Reproduce the records below in full and without edits, omitting images.

▸ DATA PROVIDED
----

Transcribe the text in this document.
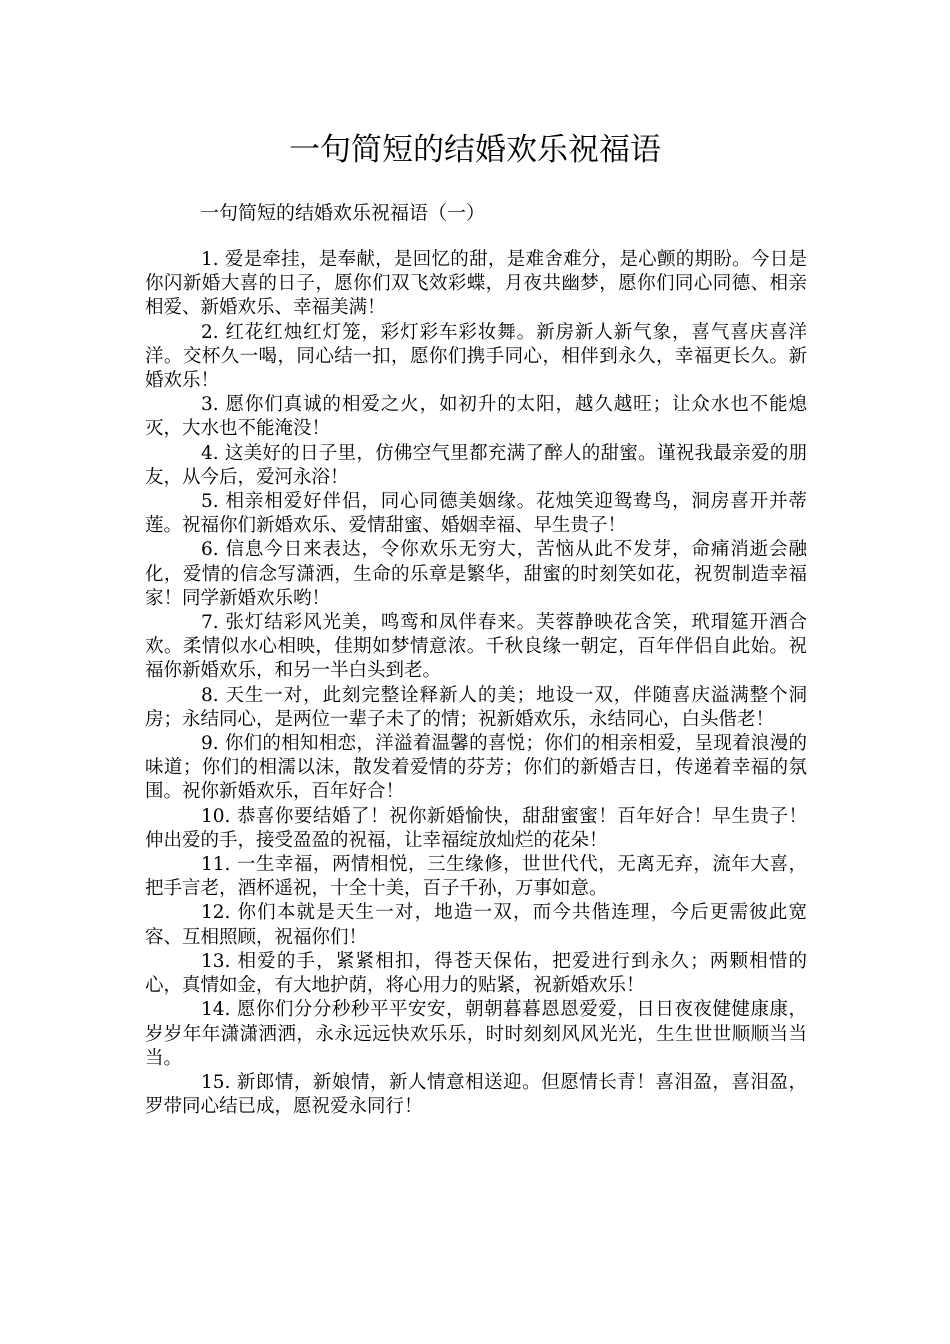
一句简短的结婚欢乐祝福语

一句简短的结婚欢乐祝福语（一）

1. 爱是牵挂，是奉献，是回忆的甜，是难舍难分，是心颤的期盼。今日是你闪新婚大喜的日子，愿你们双飞效彩蝶，月夜共幽梦，愿你们同心同德、相亲相爱、新婚欢乐、幸福美满！

2. 红花红烛红灯笼，彩灯彩车彩妆舞。新房新人新气象，喜气喜庆喜洋洋。交杯久一喝，同心结一扣，愿你们携手同心，相伴到永久，幸福更长久。新婚欢乐！

3. 愿你们真诚的相爱之火，如初升的太阳，越久越旺；让众水也不能熄灭，大水也不能淹没！

4. 这美好的日子里，仿佛空气里都充满了醉人的甜蜜。谨祝我最亲爱的朋友，从今后，爱河永浴！

5. 相亲相爱好伴侣，同心同德美姻缘。花烛笑迎鸳鸯鸟，洞房喜开并蒂莲。祝福你们新婚欢乐、爱情甜蜜、婚姻幸福、早生贵子！

6. 信息今日来表达，令你欢乐无穷大，苦恼从此不发芽，命痛消逝会融化，爱情的信念写潇洒，生命的乐章是繁华，甜蜜的时刻笑如花，祝贺制造幸福家！同学新婚欢乐哟！

7. 张灯结彩风光美，鸣鸾和凤伴春来。芙蓉静映花含笑，玳瑁筵开酒合欢。柔情似水心相映，佳期如梦情意浓。千秋良缘一朝定，百年伴侣自此始。祝福你新婚欢乐，和另一半白头到老。

8. 天生一对，此刻完整诠释新人的美；地设一双，伴随喜庆溢满整个洞房；永结同心，是两位一辈子未了的情；祝新婚欢乐，永结同心，白头偕老！

9. 你们的相知相恋，洋溢着温馨的喜悦；你们的相亲相爱，呈现着浪漫的味道；你们的相濡以沫，散发着爱情的芬芳；你们的新婚吉日，传递着幸福的氛围。祝你新婚欢乐，百年好合！

10. 恭喜你要结婚了！祝你新婚愉快，甜甜蜜蜜！百年好合！早生贵子！伸出爱的手，接受盈盈的祝福，让幸福绽放灿烂的花朵！

11. 一生幸福，两情相悦，三生缘修，世世代代，无离无弃，流年大喜，把手言老，酒杯遥祝，十全十美，百子千孙，万事如意。

12. 你们本就是天生一对，地造一双，而今共偕连理，今后更需彼此宽容、互相照顾，祝福你们！

13. 相爱的手，紧紧相扣，得苍天保佑，把爱进行到永久；两颗相惜的心，真情如金，有大地护荫，将心用力的贴紧，祝新婚欢乐！

14. 愿你们分分秒秒平平安安，朝朝暮暮恩恩爱爱，日日夜夜健健康康，岁岁年年潇潇洒洒，永永远远快欢乐乐，时时刻刻风风光光，生生世世顺顺当当当。

15. 新郎情，新娘情，新人情意相送迎。但愿情长青！喜泪盈，喜泪盈，罗带同心结已成，愿祝爱永同行！
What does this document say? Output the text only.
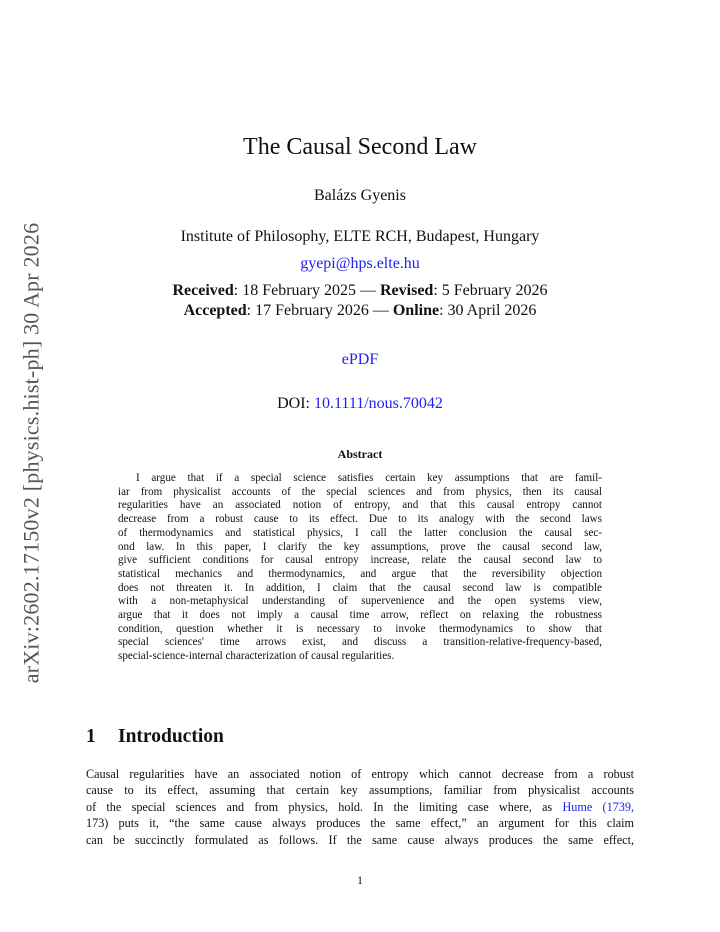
arXiv:2602.17150v2 [physics.hist-ph] 30 Apr 2026
The Causal Second Law
Balázs Gyenis
Institute of Philosophy, ELTE RCH, Budapest, Hungary
gyepi@hps.elte.hu
Received: 18 February 2025 — Revised: 5 February 2026
Accepted: 17 February 2026 — Online: 30 April 2026
ePDF
DOI: 10.1111/nous.70042
Abstract
I argue that if a special science satisfies certain key assumptions that are famil-
iar from physicalist accounts of the special sciences and from physics, then its causal
regularities have an associated notion of entropy, and that this causal entropy cannot
decrease from a robust cause to its effect. Due to its analogy with the second laws
of thermodynamics and statistical physics, I call the latter conclusion the causal sec-
ond law. In this paper, I clarify the key assumptions, prove the causal second law,
give sufficient conditions for causal entropy increase, relate the causal second law to
statistical mechanics and thermodynamics, and argue that the reversibility objection
does not threaten it. In addition, I claim that the causal second law is compatible
with a non-metaphysical understanding of supervenience and the open systems view,
argue that it does not imply a causal time arrow, reflect on relaxing the robustness
condition, question whether it is necessary to invoke thermodynamics to show that
special sciences' time arrows exist, and discuss a transition-relative-frequency-based,
special-science-internal characterization of causal regularities.
1 Introduction
Causal regularities have an associated notion of entropy which cannot decrease from a robust
cause to its effect, assuming that certain key assumptions, familiar from physicalist accounts
of the special sciences and from physics, hold. In the limiting case where, as Hume (1739,
173) puts it, “the same cause always produces the same effect,” an argument for this claim
can be succinctly formulated as follows. If the same cause always produces the same effect,
1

----

▸ TASK ANSWER
Transcribe the text in this document.
一句简短的结婚欢乐祝福语

一句简短的结婚欢乐祝福语（一）

1. 爱是牵挂，是奉献，是回忆的甜，是难舍难分，是心颤的期盼。今日是你闪新婚大喜的日子，愿你们双飞效彩蝶，月夜共幽梦，愿你们同心同德、相亲相爱、新婚欢乐、幸福美满！

2. 红花红烛红灯笼，彩灯彩车彩妆舞。新房新人新气象，喜气喜庆喜洋洋。交杯久一喝，同心结一扣，愿你们携手同心，相伴到永久，幸福更长久。新婚欢乐！

3. 愿你们真诚的相爱之火，如初升的太阳，越久越旺；让众水也不能熄灭，大水也不能淹没！

4. 这美好的日子里，仿佛空气里都充满了醉人的甜蜜。谨祝我最亲爱的朋友，从今后，爱河永浴！

5. 相亲相爱好伴侣，同心同德美姻缘。花烛笑迎鸳鸯鸟，洞房喜开并蒂莲。祝福你们新婚欢乐、爱情甜蜜、婚姻幸福、早生贵子！

6. 信息今日来表达，令你欢乐无穷大，苦恼从此不发芽，命痛消逝会融化，爱情的信念写潇洒，生命的乐章是繁华，甜蜜的时刻笑如花，祝贺制造幸福家！同学新婚欢乐哟！

7. 张灯结彩风光美，鸣鸾和凤伴春来。芙蓉静映花含笑，玳瑁筵开酒合欢。柔情似水心相映，佳期如梦情意浓。千秋良缘一朝定，百年伴侣自此始。祝福你新婚欢乐，和另一半白头到老。

8. 天生一对，此刻完整诠释新人的美；地设一双，伴随喜庆溢满整个洞房；永结同心，是两位一辈子未了的情；祝新婚欢乐，永结同心，白头偕老！

9. 你们的相知相恋，洋溢着温馨的喜悦；你们的相亲相爱，呈现着浪漫的味道；你们的相濡以沫，散发着爱情的芬芳；你们的新婚吉日，传递着幸福的氛围。祝你新婚欢乐，百年好合！

10. 恭喜你要结婚了！祝你新婚愉快，甜甜蜜蜜！百年好合！早生贵子！伸出爱的手，接受盈盈的祝福，让幸福绽放灿烂的花朵！

11. 一生幸福，两情相悦，三生缘修，世世代代，无离无弃，流年大喜，把手言老，酒杯遥祝，十全十美，百子千孙，万事如意。

12. 你们本就是天生一对，地造一双，而今共偕连理，今后更需彼此宽容、互相照顾，祝福你们！

13. 相爱的手，紧紧相扣，得苍天保佑，把爱进行到永久；两颗相惜的心，真情如金，有大地护荫，将心用力的贴紧，祝新婚欢乐！

14. 愿你们分分秒秒平平安安，朝朝暮暮恩恩爱爱，日日夜夜健健康康，岁岁年年潇潇洒洒，永永远远快欢乐乐，时时刻刻风风光光，生生世世顺顺当当当。

15. 新郎情，新娘情，新人情意相送迎。但愿情长青！喜泪盈，喜泪盈，罗带同心结已成，愿祝爱永同行！
What does this document say? Output the text only.
arXiv:2602.17150v2 [physics.hist-ph] 30 Apr 2026
The Causal Second Law
Balázs Gyenis
Institute of Philosophy, ELTE RCH, Budapest, Hungary
gyepi@hps.elte.hu
Received: 18 February 2025 — Revised: 5 February 2026
Accepted: 17 February 2026 — Online: 30 April 2026
ePDF
DOI: 10.1111/nous.70042
Abstract
I argue that if a special science satisfies certain key assumptions that are famil-
iar from physicalist accounts of the special sciences and from physics, then its causal
regularities have an associated notion of entropy, and that this causal entropy cannot
decrease from a robust cause to its effect. Due to its analogy with the second laws
of thermodynamics and statistical physics, I call the latter conclusion the causal sec-
ond law. In this paper, I clarify the key assumptions, prove the causal second law,
give sufficient conditions for causal entropy increase, relate the causal second law to
statistical mechanics and thermodynamics, and argue that the reversibility objection
does not threaten it. In addition, I claim that the causal second law is compatible
with a non-metaphysical understanding of supervenience and the open systems view,
argue that it does not imply a causal time arrow, reflect on relaxing the robustness
condition, question whether it is necessary to invoke thermodynamics to show that
special sciences' time arrows exist, and discuss a transition-relative-frequency-based,
special-science-internal characterization of causal regularities.
1 Introduction
Causal regularities have an associated notion of entropy which cannot decrease from a robust
cause to its effect, assuming that certain key assumptions, familiar from physicalist accounts
of the special sciences and from physics, hold. In the limiting case where, as Hume (1739,
173) puts it, “the same cause always produces the same effect,” an argument for this claim
can be succinctly formulated as follows. If the same cause always produces the same effect,
1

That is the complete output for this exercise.